YOUR INSTRUCTIONS
Records follow. Copy every line with "провайдера".
--- begin RECORDS FOR PROCESSING ---
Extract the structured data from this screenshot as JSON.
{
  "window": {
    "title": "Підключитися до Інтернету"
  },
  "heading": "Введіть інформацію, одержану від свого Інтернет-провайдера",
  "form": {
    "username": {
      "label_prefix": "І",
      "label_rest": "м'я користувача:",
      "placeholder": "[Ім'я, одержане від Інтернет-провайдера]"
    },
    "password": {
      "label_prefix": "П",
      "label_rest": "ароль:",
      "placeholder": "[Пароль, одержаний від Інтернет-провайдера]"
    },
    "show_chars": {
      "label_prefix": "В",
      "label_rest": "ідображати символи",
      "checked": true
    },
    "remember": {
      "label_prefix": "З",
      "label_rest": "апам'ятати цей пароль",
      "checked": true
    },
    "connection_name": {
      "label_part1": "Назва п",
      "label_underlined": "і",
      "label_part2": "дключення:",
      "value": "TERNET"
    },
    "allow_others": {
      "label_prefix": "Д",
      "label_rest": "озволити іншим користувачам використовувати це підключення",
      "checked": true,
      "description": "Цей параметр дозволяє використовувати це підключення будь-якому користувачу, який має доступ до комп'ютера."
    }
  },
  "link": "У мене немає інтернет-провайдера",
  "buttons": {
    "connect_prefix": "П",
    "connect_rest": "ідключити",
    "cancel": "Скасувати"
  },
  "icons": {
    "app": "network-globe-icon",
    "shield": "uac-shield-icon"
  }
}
--- end RECORDS FOR PROCESSING ---
ANSWER TO THE EXERCISE
  "heading": "Введіть інформацію, одержану від свого Інтернет-провайдера",
      "placeholder": "[Ім'я, одержане від Інтернет-провайдера]"
      "placeholder": "[Пароль, одержаний від Інтернет-провайдера]"
  "link": "У мене немає інтернет-провайдера",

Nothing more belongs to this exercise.